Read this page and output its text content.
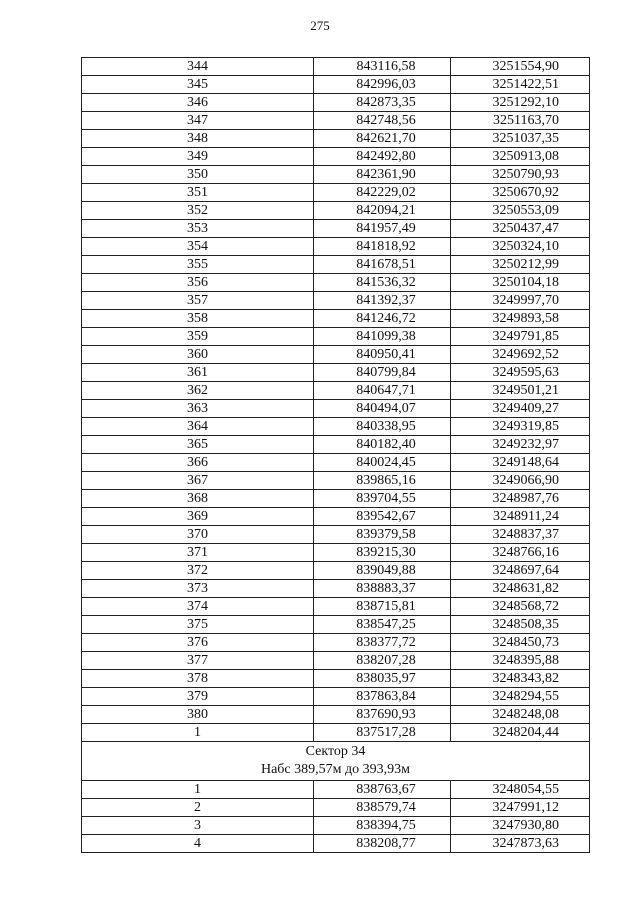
275
344	843116,58	3251554,90
345	842996,03	3251422,51
346	842873,35	3251292,10
347	842748,56	3251163,70
348	842621,70	3251037,35
349	842492,80	3250913,08
350	842361,90	3250790,93
351	842229,02	3250670,92
352	842094,21	3250553,09
353	841957,49	3250437,47
354	841818,92	3250324,10
355	841678,51	3250212,99
356	841536,32	3250104,18
357	841392,37	3249997,70
358	841246,72	3249893,58
359	841099,38	3249791,85
360	840950,41	3249692,52
361	840799,84	3249595,63
362	840647,71	3249501,21
363	840494,07	3249409,27
364	840338,95	3249319,85
365	840182,40	3249232,97
366	840024,45	3249148,64
367	839865,16	3249066,90
368	839704,55	3248987,76
369	839542,67	3248911,24
370	839379,58	3248837,37
371	839215,30	3248766,16
372	839049,88	3248697,64
373	838883,37	3248631,82
374	838715,81	3248568,72
375	838547,25	3248508,35
376	838377,72	3248450,73
377	838207,28	3248395,88
378	838035,97	3248343,82
379	837863,84	3248294,55
380	837690,93	3248248,08
1	837517,28	3248204,44

Сектор 34
Набс 389,57м до 393,93м		

1	838763,67	3248054,55
2	838579,74	3247991,12
3	838394,75	3247930,80
4	838208,77	3247873,63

*Prompt:* All of the lines above should be printed exactly, minus the pictures.

*Correct result:*
Read this page and output its text content.
275
344	843116,58	3251554,90
345	842996,03	3251422,51
346	842873,35	3251292,10
347	842748,56	3251163,70
348	842621,70	3251037,35
349	842492,80	3250913,08
350	842361,90	3250790,93
351	842229,02	3250670,92
352	842094,21	3250553,09
353	841957,49	3250437,47
354	841818,92	3250324,10
355	841678,51	3250212,99
356	841536,32	3250104,18
357	841392,37	3249997,70
358	841246,72	3249893,58
359	841099,38	3249791,85
360	840950,41	3249692,52
361	840799,84	3249595,63
362	840647,71	3249501,21
363	840494,07	3249409,27
364	840338,95	3249319,85
365	840182,40	3249232,97
366	840024,45	3249148,64
367	839865,16	3249066,90
368	839704,55	3248987,76
369	839542,67	3248911,24
370	839379,58	3248837,37
371	839215,30	3248766,16
372	839049,88	3248697,64
373	838883,37	3248631,82
374	838715,81	3248568,72
375	838547,25	3248508,35
376	838377,72	3248450,73
377	838207,28	3248395,88
378	838035,97	3248343,82
379	837863,84	3248294,55
380	837690,93	3248248,08
1	837517,28	3248204,44

Сектор 34
Набс 389,57м до 393,93м		

1	838763,67	3248054,55
2	838579,74	3247991,12
3	838394,75	3247930,80
4	838208,77	3247873,63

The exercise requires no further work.